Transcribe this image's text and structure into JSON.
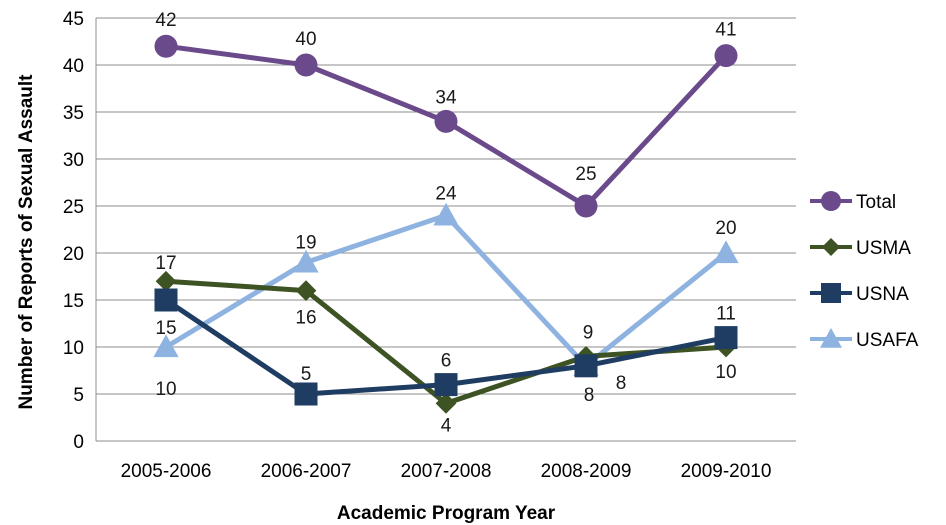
{
  "chart_data": {
    "type": "line",
    "title": "",
    "xlabel": "Academic Program Year",
    "ylabel": "Number of Reports of Sexual Assault",
    "categories": [
      "2005-2006",
      "2006-2007",
      "2007-2008",
      "2008-2009",
      "2009-2010"
    ],
    "ylim": [
      0,
      45
    ],
    "yticks": [
      0,
      5,
      10,
      15,
      20,
      25,
      30,
      35,
      40,
      45
    ],
    "grid": true,
    "legend_position": "right",
    "series": [
      {
        "name": "Total",
        "values": [
          42,
          40,
          34,
          25,
          41
        ],
        "color": "#6b4a8c",
        "marker": "circle"
      },
      {
        "name": "USMA",
        "values": [
          17,
          16,
          4,
          9,
          10
        ],
        "color": "#3e5324",
        "marker": "diamond"
      },
      {
        "name": "USNA",
        "values": [
          15,
          5,
          6,
          8,
          11
        ],
        "color": "#1f3d63",
        "marker": "square"
      },
      {
        "name": "USAFA",
        "values": [
          10,
          19,
          24,
          8,
          20
        ],
        "color": "#8fb3e0",
        "marker": "triangle"
      }
    ]
  }
}
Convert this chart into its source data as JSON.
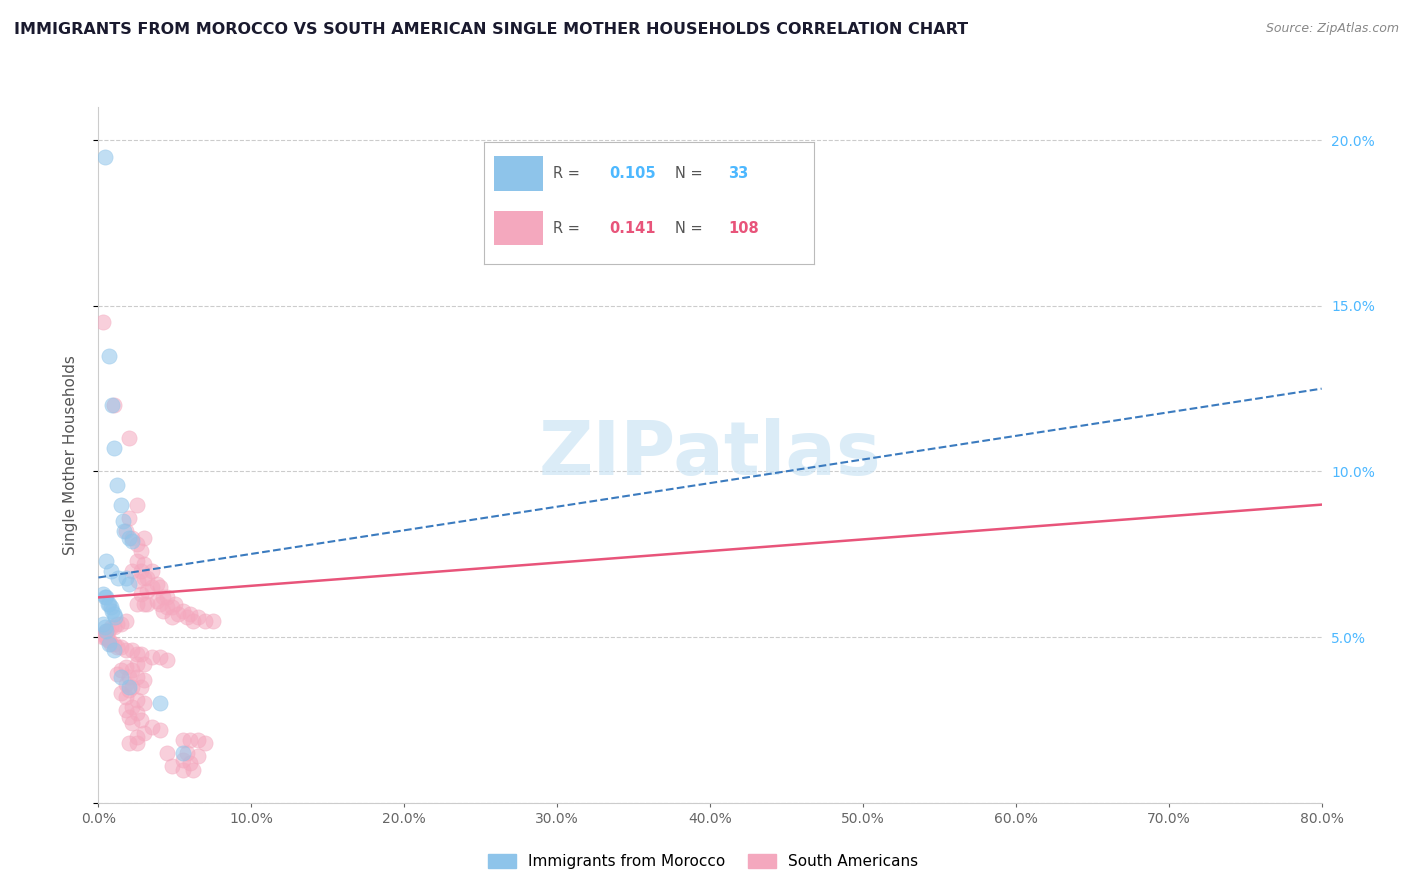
{
  "title": "IMMIGRANTS FROM MOROCCO VS SOUTH AMERICAN SINGLE MOTHER HOUSEHOLDS CORRELATION CHART",
  "source": "Source: ZipAtlas.com",
  "ylabel": "Single Mother Households",
  "xlim": [
    0.0,
    0.8
  ],
  "ylim": [
    0.0,
    0.21
  ],
  "xticks": [
    0.0,
    0.1,
    0.2,
    0.3,
    0.4,
    0.5,
    0.6,
    0.7,
    0.8
  ],
  "xticklabels": [
    "0.0%",
    "10.0%",
    "20.0%",
    "30.0%",
    "40.0%",
    "50.0%",
    "60.0%",
    "70.0%",
    "80.0%"
  ],
  "yticks": [
    0.0,
    0.05,
    0.1,
    0.15,
    0.2
  ],
  "yticklabels_right": [
    "",
    "5.0%",
    "10.0%",
    "15.0%",
    "20.0%"
  ],
  "watermark": "ZIPatlas",
  "morocco_R": 0.105,
  "morocco_N": 33,
  "southam_R": 0.141,
  "southam_N": 108,
  "morocco_color": "#8ec4ea",
  "southam_color": "#f4a8be",
  "morocco_line_color": "#3b7bbf",
  "southam_line_color": "#e8547a",
  "legend_label_1": "Immigrants from Morocco",
  "legend_label_2": "South Americans",
  "morocco_trendline": [
    [
      0.0,
      0.068
    ],
    [
      0.8,
      0.125
    ]
  ],
  "southam_trendline": [
    [
      0.0,
      0.062
    ],
    [
      0.8,
      0.09
    ]
  ],
  "morocco_scatter": [
    [
      0.004,
      0.195
    ],
    [
      0.007,
      0.135
    ],
    [
      0.009,
      0.12
    ],
    [
      0.01,
      0.107
    ],
    [
      0.012,
      0.096
    ],
    [
      0.015,
      0.09
    ],
    [
      0.016,
      0.085
    ],
    [
      0.017,
      0.082
    ],
    [
      0.02,
      0.08
    ],
    [
      0.022,
      0.079
    ],
    [
      0.005,
      0.073
    ],
    [
      0.008,
      0.07
    ],
    [
      0.013,
      0.068
    ],
    [
      0.018,
      0.068
    ],
    [
      0.02,
      0.066
    ],
    [
      0.003,
      0.063
    ],
    [
      0.004,
      0.062
    ],
    [
      0.005,
      0.062
    ],
    [
      0.006,
      0.06
    ],
    [
      0.007,
      0.06
    ],
    [
      0.008,
      0.059
    ],
    [
      0.009,
      0.058
    ],
    [
      0.01,
      0.057
    ],
    [
      0.011,
      0.056
    ],
    [
      0.003,
      0.054
    ],
    [
      0.004,
      0.053
    ],
    [
      0.005,
      0.052
    ],
    [
      0.007,
      0.048
    ],
    [
      0.01,
      0.046
    ],
    [
      0.015,
      0.038
    ],
    [
      0.02,
      0.035
    ],
    [
      0.04,
      0.03
    ],
    [
      0.055,
      0.015
    ]
  ],
  "southam_scatter": [
    [
      0.003,
      0.145
    ],
    [
      0.01,
      0.12
    ],
    [
      0.02,
      0.11
    ],
    [
      0.025,
      0.09
    ],
    [
      0.02,
      0.086
    ],
    [
      0.018,
      0.082
    ],
    [
      0.022,
      0.08
    ],
    [
      0.03,
      0.08
    ],
    [
      0.025,
      0.078
    ],
    [
      0.028,
      0.076
    ],
    [
      0.025,
      0.073
    ],
    [
      0.03,
      0.072
    ],
    [
      0.022,
      0.07
    ],
    [
      0.028,
      0.07
    ],
    [
      0.035,
      0.07
    ],
    [
      0.032,
      0.068
    ],
    [
      0.03,
      0.068
    ],
    [
      0.026,
      0.067
    ],
    [
      0.038,
      0.066
    ],
    [
      0.035,
      0.065
    ],
    [
      0.04,
      0.065
    ],
    [
      0.032,
      0.064
    ],
    [
      0.028,
      0.063
    ],
    [
      0.045,
      0.062
    ],
    [
      0.042,
      0.062
    ],
    [
      0.038,
      0.061
    ],
    [
      0.032,
      0.06
    ],
    [
      0.03,
      0.06
    ],
    [
      0.025,
      0.06
    ],
    [
      0.04,
      0.06
    ],
    [
      0.05,
      0.06
    ],
    [
      0.048,
      0.059
    ],
    [
      0.045,
      0.059
    ],
    [
      0.042,
      0.058
    ],
    [
      0.055,
      0.058
    ],
    [
      0.052,
      0.057
    ],
    [
      0.06,
      0.057
    ],
    [
      0.058,
      0.056
    ],
    [
      0.048,
      0.056
    ],
    [
      0.065,
      0.056
    ],
    [
      0.062,
      0.055
    ],
    [
      0.07,
      0.055
    ],
    [
      0.075,
      0.055
    ],
    [
      0.018,
      0.055
    ],
    [
      0.015,
      0.054
    ],
    [
      0.012,
      0.054
    ],
    [
      0.01,
      0.053
    ],
    [
      0.008,
      0.053
    ],
    [
      0.006,
      0.052
    ],
    [
      0.005,
      0.052
    ],
    [
      0.004,
      0.051
    ],
    [
      0.003,
      0.051
    ],
    [
      0.003,
      0.05
    ],
    [
      0.004,
      0.05
    ],
    [
      0.005,
      0.05
    ],
    [
      0.006,
      0.049
    ],
    [
      0.007,
      0.049
    ],
    [
      0.008,
      0.048
    ],
    [
      0.01,
      0.048
    ],
    [
      0.012,
      0.047
    ],
    [
      0.015,
      0.047
    ],
    [
      0.018,
      0.046
    ],
    [
      0.022,
      0.046
    ],
    [
      0.025,
      0.045
    ],
    [
      0.028,
      0.045
    ],
    [
      0.035,
      0.044
    ],
    [
      0.04,
      0.044
    ],
    [
      0.045,
      0.043
    ],
    [
      0.025,
      0.042
    ],
    [
      0.03,
      0.042
    ],
    [
      0.018,
      0.041
    ],
    [
      0.022,
      0.04
    ],
    [
      0.015,
      0.04
    ],
    [
      0.012,
      0.039
    ],
    [
      0.02,
      0.038
    ],
    [
      0.025,
      0.038
    ],
    [
      0.03,
      0.037
    ],
    [
      0.018,
      0.036
    ],
    [
      0.022,
      0.035
    ],
    [
      0.028,
      0.035
    ],
    [
      0.02,
      0.034
    ],
    [
      0.015,
      0.033
    ],
    [
      0.018,
      0.032
    ],
    [
      0.025,
      0.031
    ],
    [
      0.03,
      0.03
    ],
    [
      0.022,
      0.029
    ],
    [
      0.018,
      0.028
    ],
    [
      0.025,
      0.027
    ],
    [
      0.02,
      0.026
    ],
    [
      0.028,
      0.025
    ],
    [
      0.022,
      0.024
    ],
    [
      0.035,
      0.023
    ],
    [
      0.04,
      0.022
    ],
    [
      0.03,
      0.021
    ],
    [
      0.025,
      0.02
    ],
    [
      0.055,
      0.019
    ],
    [
      0.06,
      0.019
    ],
    [
      0.065,
      0.019
    ],
    [
      0.02,
      0.018
    ],
    [
      0.025,
      0.018
    ],
    [
      0.07,
      0.018
    ],
    [
      0.045,
      0.015
    ],
    [
      0.058,
      0.015
    ],
    [
      0.065,
      0.014
    ],
    [
      0.055,
      0.013
    ],
    [
      0.06,
      0.012
    ],
    [
      0.048,
      0.011
    ],
    [
      0.055,
      0.01
    ],
    [
      0.062,
      0.01
    ]
  ]
}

## Aim
Across the material above, how many lines include the string "into"? Only the number is wanted.

## Final result
2